What is asked:
Work through the data line by line, gathering every line that has the word "жилому".

Given records:

%%

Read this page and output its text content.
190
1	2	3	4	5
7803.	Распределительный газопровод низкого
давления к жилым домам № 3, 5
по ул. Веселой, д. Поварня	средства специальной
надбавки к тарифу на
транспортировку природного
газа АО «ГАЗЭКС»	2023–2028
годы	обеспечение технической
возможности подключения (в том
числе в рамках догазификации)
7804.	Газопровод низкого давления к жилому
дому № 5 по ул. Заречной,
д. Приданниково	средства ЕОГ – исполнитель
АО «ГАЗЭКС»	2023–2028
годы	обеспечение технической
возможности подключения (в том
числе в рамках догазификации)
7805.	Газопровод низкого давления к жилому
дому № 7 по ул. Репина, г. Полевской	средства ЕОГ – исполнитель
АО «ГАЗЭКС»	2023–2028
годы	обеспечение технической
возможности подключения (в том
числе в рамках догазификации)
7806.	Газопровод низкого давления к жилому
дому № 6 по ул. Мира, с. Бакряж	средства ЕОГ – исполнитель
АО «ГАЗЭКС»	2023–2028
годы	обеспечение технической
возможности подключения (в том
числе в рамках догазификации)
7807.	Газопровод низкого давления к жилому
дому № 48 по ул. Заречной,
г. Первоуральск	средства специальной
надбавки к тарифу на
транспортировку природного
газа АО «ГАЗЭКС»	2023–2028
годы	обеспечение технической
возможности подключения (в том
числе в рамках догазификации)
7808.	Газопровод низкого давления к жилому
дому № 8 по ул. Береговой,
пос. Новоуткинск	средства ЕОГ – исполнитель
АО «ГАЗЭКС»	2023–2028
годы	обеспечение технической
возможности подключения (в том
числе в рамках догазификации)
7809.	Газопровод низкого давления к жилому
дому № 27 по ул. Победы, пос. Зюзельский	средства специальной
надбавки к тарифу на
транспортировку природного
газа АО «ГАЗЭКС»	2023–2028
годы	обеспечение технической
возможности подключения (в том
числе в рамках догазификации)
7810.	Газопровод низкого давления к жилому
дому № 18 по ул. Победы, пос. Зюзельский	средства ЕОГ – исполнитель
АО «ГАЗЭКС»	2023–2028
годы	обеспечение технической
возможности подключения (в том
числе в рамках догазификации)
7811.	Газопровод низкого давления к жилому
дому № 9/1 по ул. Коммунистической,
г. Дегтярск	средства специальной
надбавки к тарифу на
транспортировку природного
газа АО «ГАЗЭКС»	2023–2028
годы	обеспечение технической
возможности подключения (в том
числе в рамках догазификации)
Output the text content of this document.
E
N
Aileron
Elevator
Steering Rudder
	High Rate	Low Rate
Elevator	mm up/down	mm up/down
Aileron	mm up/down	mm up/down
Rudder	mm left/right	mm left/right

%%

Output:
7804.	Газопровод низкого давления к жилому
7805.	Газопровод низкого давления к жилому
7806.	Газопровод низкого давления к жилому
7807.	Газопровод низкого давления к жилому
7808.	Газопровод низкого давления к жилому
7809.	Газопровод низкого давления к жилому
7810.	Газопровод низкого давления к жилому
7811.	Газопровод низкого давления к жилому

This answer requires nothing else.